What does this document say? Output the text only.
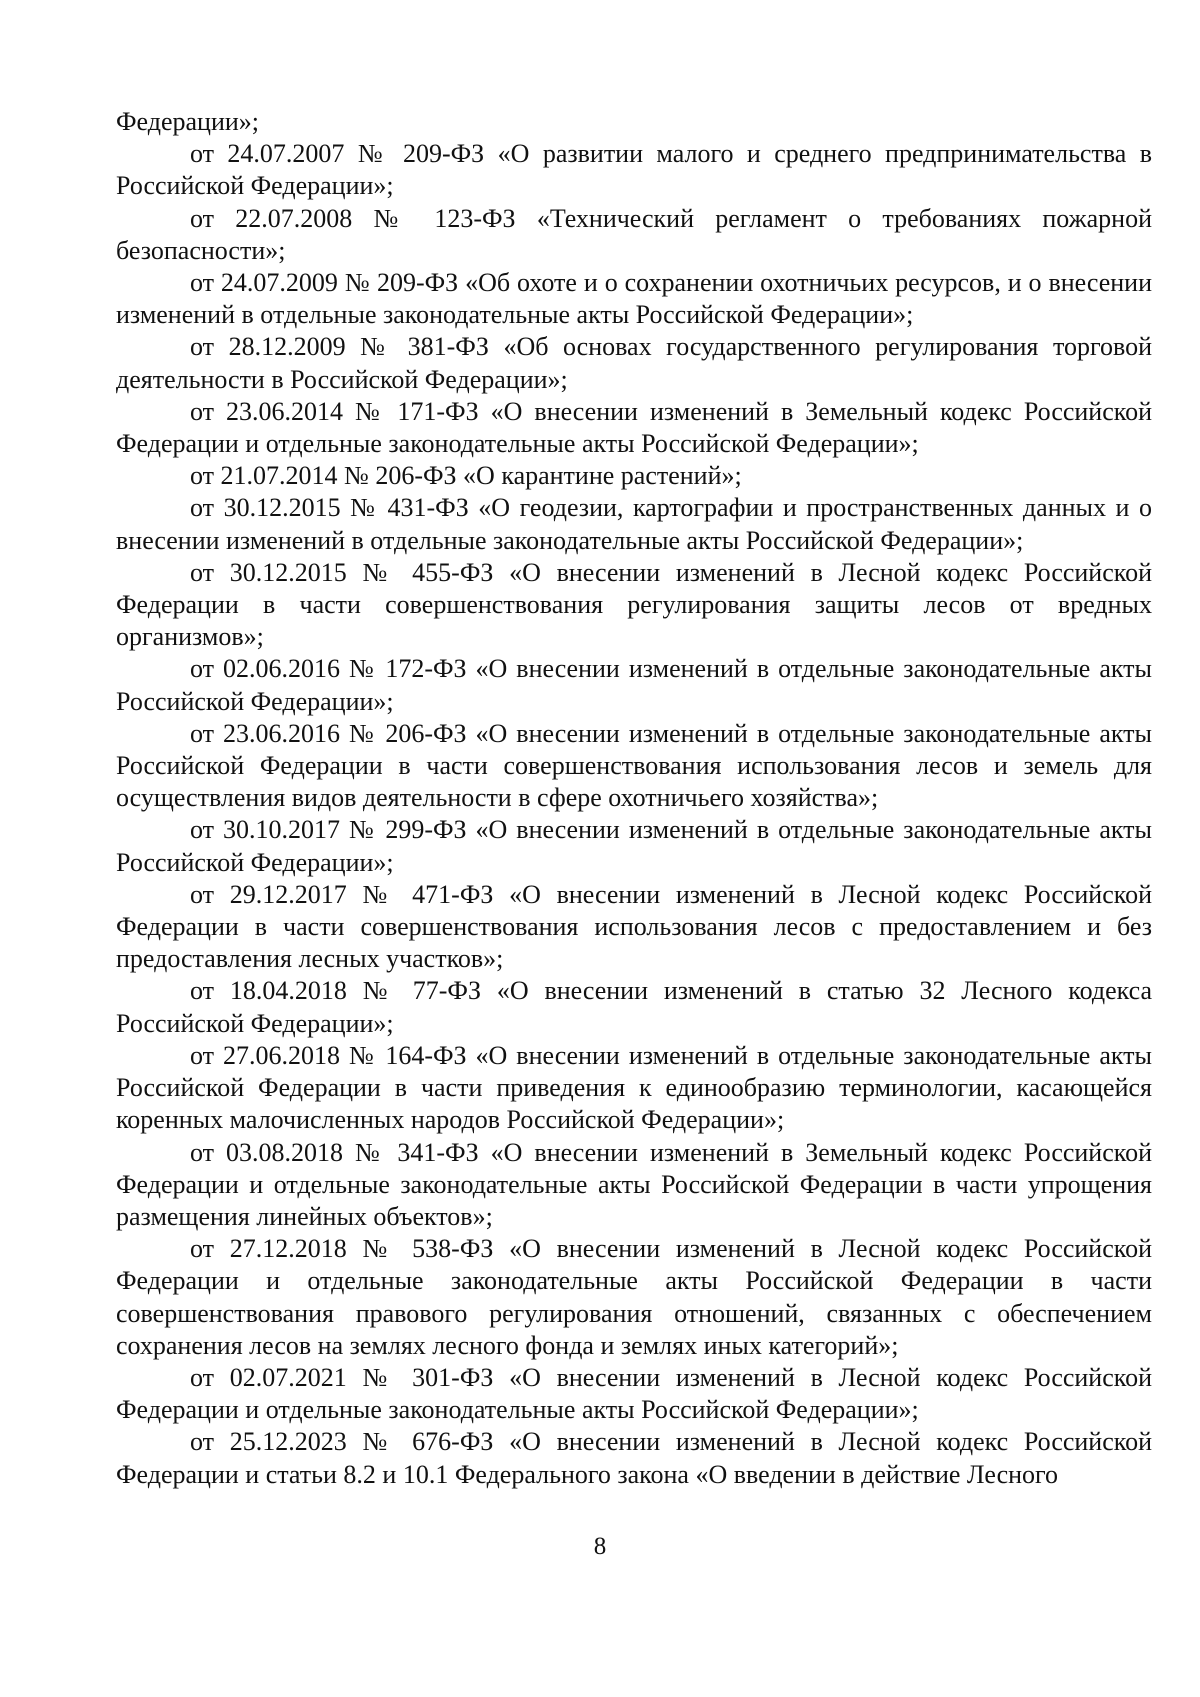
Федерации»;

от 24.07.2007 № 209-ФЗ «О развитии малого и среднего предпринимательства в Российской Федерации»;

от 22.07.2008 № 123-ФЗ «Технический регламент о требованиях пожарной безопасности»;

от 24.07.2009 № 209-ФЗ «Об охоте и о сохранении охотничьих ресурсов, и о внесении изменений в отдельные законодательные акты Российской Федерации»;

от 28.12.2009 № 381-ФЗ «Об основах государственного регулирования торговой деятельности в Российской Федерации»;

от 23.06.2014 № 171-ФЗ «О внесении изменений в Земельный кодекс Российской Федерации и отдельные законодательные акты Российской Федерации»;

от 21.07.2014 № 206-ФЗ «О карантине растений»;

от 30.12.2015 № 431-ФЗ «О геодезии, картографии и пространственных данных и о внесении изменений в отдельные законодательные акты Российской Федерации»;

от 30.12.2015 № 455-ФЗ «О внесении изменений в Лесной кодекс Российской Федерации в части совершенствования регулирования защиты лесов от вредных организмов»;

от 02.06.2016 № 172-ФЗ «О внесении изменений в отдельные законодательные акты Российской Федерации»;

от 23.06.2016 № 206-ФЗ «О внесении изменений в отдельные законодательные акты Российской Федерации в части совершенствования использования лесов и земель для осуществления видов деятельности в сфере охотничьего хозяйства»;

от 30.10.2017 № 299-ФЗ «О внесении изменений в отдельные законодательные акты Российской Федерации»;

от 29.12.2017 № 471-ФЗ «О внесении изменений в Лесной кодекс Российской Федерации в части совершенствования использования лесов с предоставлением и без предоставления лесных участков»;

от 18.04.2018 № 77-ФЗ «О внесении изменений в статью 32 Лесного кодекса Российской Федерации»;

от 27.06.2018 № 164-ФЗ «О внесении изменений в отдельные законодательные акты Российской Федерации в части приведения к единообразию терминологии, касающейся коренных малочисленных народов Российской Федерации»;

от 03.08.2018 № 341-ФЗ «О внесении изменений в Земельный кодекс Российской Федерации и отдельные законодательные акты Российской Федерации в части упрощения размещения линейных объектов»;

от 27.12.2018 № 538-ФЗ «О внесении изменений в Лесной кодекс Российской Федерации и отдельные законодательные акты Российской Федерации в части совершенствования правового регулирования отношений, связанных с обеспечением сохранения лесов на землях лесного фонда и землях иных категорий»;

от 02.07.2021 № 301-ФЗ «О внесении изменений в Лесной кодекс Российской Федерации и отдельные законодательные акты Российской Федерации»;

от 25.12.2023 № 676-ФЗ «О внесении изменений в Лесной кодекс Российской Федерации и статьи 8.2 и 10.1 Федерального закона «О введении в действие Лесного

8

### Requirements
Count the lines in the records above that contain the word "деятельности", and give only the number.

### Correct output
2